# START OF DATA FOR THIS TASK
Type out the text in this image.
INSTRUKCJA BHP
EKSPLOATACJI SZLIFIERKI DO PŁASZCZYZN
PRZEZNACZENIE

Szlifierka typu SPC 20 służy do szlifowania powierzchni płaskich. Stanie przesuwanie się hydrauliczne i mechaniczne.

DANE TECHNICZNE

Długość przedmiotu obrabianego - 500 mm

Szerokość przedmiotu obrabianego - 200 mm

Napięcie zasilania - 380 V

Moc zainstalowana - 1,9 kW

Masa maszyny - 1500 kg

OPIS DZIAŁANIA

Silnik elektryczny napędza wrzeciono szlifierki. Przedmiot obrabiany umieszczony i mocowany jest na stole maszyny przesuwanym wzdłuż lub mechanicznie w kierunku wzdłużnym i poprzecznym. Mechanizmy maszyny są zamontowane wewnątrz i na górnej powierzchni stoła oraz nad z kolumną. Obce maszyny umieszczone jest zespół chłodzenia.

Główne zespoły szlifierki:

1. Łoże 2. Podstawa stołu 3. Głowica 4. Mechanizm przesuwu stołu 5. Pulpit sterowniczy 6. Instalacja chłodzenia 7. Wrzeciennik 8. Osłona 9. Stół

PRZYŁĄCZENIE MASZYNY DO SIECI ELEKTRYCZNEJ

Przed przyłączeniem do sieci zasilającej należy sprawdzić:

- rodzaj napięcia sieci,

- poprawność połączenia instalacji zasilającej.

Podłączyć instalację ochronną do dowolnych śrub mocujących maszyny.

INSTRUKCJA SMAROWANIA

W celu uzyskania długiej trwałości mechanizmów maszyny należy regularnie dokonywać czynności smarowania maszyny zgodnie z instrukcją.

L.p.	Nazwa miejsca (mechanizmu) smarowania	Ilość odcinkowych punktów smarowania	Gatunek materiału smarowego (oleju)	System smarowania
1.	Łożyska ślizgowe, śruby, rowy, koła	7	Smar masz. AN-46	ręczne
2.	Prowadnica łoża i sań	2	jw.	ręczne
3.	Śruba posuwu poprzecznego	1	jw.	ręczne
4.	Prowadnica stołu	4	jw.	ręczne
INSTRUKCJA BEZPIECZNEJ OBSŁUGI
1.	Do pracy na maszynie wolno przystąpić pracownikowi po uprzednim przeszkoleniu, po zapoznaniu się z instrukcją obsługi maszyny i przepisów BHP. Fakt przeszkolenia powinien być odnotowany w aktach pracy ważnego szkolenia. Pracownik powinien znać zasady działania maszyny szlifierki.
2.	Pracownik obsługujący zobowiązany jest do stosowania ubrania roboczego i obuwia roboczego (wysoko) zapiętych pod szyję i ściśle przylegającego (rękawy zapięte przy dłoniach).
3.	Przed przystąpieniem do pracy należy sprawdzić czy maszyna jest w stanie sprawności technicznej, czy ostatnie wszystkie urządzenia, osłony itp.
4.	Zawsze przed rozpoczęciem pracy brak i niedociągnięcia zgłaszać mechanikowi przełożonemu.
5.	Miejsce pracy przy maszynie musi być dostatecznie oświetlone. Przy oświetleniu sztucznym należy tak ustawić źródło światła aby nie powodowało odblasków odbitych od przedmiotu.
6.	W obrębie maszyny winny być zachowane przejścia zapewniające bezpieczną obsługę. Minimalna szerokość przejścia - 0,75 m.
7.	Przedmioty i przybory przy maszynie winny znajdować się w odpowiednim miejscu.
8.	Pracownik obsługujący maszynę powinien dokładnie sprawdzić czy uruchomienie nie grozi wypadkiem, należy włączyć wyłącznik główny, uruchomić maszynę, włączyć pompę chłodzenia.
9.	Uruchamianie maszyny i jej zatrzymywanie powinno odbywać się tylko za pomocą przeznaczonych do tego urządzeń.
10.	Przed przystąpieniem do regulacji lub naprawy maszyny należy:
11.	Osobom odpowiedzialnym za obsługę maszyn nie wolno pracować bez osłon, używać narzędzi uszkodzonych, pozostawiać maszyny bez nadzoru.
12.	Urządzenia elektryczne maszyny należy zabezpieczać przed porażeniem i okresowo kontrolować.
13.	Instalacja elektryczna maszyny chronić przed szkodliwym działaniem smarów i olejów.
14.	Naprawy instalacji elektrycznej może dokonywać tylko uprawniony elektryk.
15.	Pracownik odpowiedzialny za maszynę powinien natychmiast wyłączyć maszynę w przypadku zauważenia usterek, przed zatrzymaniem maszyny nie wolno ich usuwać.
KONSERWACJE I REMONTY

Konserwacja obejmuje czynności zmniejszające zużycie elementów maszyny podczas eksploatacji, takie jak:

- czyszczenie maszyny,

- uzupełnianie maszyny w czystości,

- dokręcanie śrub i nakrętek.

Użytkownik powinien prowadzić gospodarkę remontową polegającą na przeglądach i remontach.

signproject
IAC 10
# END OF DATA FOR THIS TASK
Print out every record again, exactly and in full.

Type out the text in this image.
INSTRUKCJA BHP
EKSPLOATACJI SZLIFIERKI DO PŁASZCZYZN
PRZEZNACZENIE

Szlifierka typu SPC 20 służy do szlifowania powierzchni płaskich. Stanie przesuwanie się hydrauliczne i mechaniczne.

DANE TECHNICZNE

Długość przedmiotu obrabianego - 500 mm

Szerokość przedmiotu obrabianego - 200 mm

Napięcie zasilania - 380 V

Moc zainstalowana - 1,9 kW

Masa maszyny - 1500 kg

OPIS DZIAŁANIA

Silnik elektryczny napędza wrzeciono szlifierki. Przedmiot obrabiany umieszczony i mocowany jest na stole maszyny przesuwanym wzdłuż lub mechanicznie w kierunku wzdłużnym i poprzecznym. Mechanizmy maszyny są zamontowane wewnątrz i na górnej powierzchni stoła oraz nad z kolumną. Obce maszyny umieszczone jest zespół chłodzenia.

Główne zespoły szlifierki:

1. Łoże 2. Podstawa stołu 3. Głowica 4. Mechanizm przesuwu stołu 5. Pulpit sterowniczy 6. Instalacja chłodzenia 7. Wrzeciennik 8. Osłona 9. Stół

PRZYŁĄCZENIE MASZYNY DO SIECI ELEKTRYCZNEJ

Przed przyłączeniem do sieci zasilającej należy sprawdzić:

- rodzaj napięcia sieci,

- poprawność połączenia instalacji zasilającej.

Podłączyć instalację ochronną do dowolnych śrub mocujących maszyny.

INSTRUKCJA SMAROWANIA

W celu uzyskania długiej trwałości mechanizmów maszyny należy regularnie dokonywać czynności smarowania maszyny zgodnie z instrukcją.

L.p.	Nazwa miejsca (mechanizmu) smarowania	Ilość odcinkowych punktów smarowania	Gatunek materiału smarowego (oleju)	System smarowania
1.	Łożyska ślizgowe, śruby, rowy, koła	7	Smar masz. AN-46	ręczne
2.	Prowadnica łoża i sań	2	jw.	ręczne
3.	Śruba posuwu poprzecznego	1	jw.	ręczne
4.	Prowadnica stołu	4	jw.	ręczne
INSTRUKCJA BEZPIECZNEJ OBSŁUGI
1.	Do pracy na maszynie wolno przystąpić pracownikowi po uprzednim przeszkoleniu, po zapoznaniu się z instrukcją obsługi maszyny i przepisów BHP. Fakt przeszkolenia powinien być odnotowany w aktach pracy ważnego szkolenia. Pracownik powinien znać zasady działania maszyny szlifierki.
2.	Pracownik obsługujący zobowiązany jest do stosowania ubrania roboczego i obuwia roboczego (wysoko) zapiętych pod szyję i ściśle przylegającego (rękawy zapięte przy dłoniach).
3.	Przed przystąpieniem do pracy należy sprawdzić czy maszyna jest w stanie sprawności technicznej, czy ostatnie wszystkie urządzenia, osłony itp.
4.	Zawsze przed rozpoczęciem pracy brak i niedociągnięcia zgłaszać mechanikowi przełożonemu.
5.	Miejsce pracy przy maszynie musi być dostatecznie oświetlone. Przy oświetleniu sztucznym należy tak ustawić źródło światła aby nie powodowało odblasków odbitych od przedmiotu.
6.	W obrębie maszyny winny być zachowane przejścia zapewniające bezpieczną obsługę. Minimalna szerokość przejścia - 0,75 m.
7.	Przedmioty i przybory przy maszynie winny znajdować się w odpowiednim miejscu.
8.	Pracownik obsługujący maszynę powinien dokładnie sprawdzić czy uruchomienie nie grozi wypadkiem, należy włączyć wyłącznik główny, uruchomić maszynę, włączyć pompę chłodzenia.
9.	Uruchamianie maszyny i jej zatrzymywanie powinno odbywać się tylko za pomocą przeznaczonych do tego urządzeń.
10.	Przed przystąpieniem do regulacji lub naprawy maszyny należy:
11.	Osobom odpowiedzialnym za obsługę maszyn nie wolno pracować bez osłon, używać narzędzi uszkodzonych, pozostawiać maszyny bez nadzoru.
12.	Urządzenia elektryczne maszyny należy zabezpieczać przed porażeniem i okresowo kontrolować.
13.	Instalacja elektryczna maszyny chronić przed szkodliwym działaniem smarów i olejów.
14.	Naprawy instalacji elektrycznej może dokonywać tylko uprawniony elektryk.
15.	Pracownik odpowiedzialny za maszynę powinien natychmiast wyłączyć maszynę w przypadku zauważenia usterek, przed zatrzymaniem maszyny nie wolno ich usuwać.
KONSERWACJE I REMONTY

Konserwacja obejmuje czynności zmniejszające zużycie elementów maszyny podczas eksploatacji, takie jak:

- czyszczenie maszyny,

- uzupełnianie maszyny w czystości,

- dokręcanie śrub i nakrętek.

Użytkownik powinien prowadzić gospodarkę remontową polegającą na przeglądach i remontach.

signproject
IAC 10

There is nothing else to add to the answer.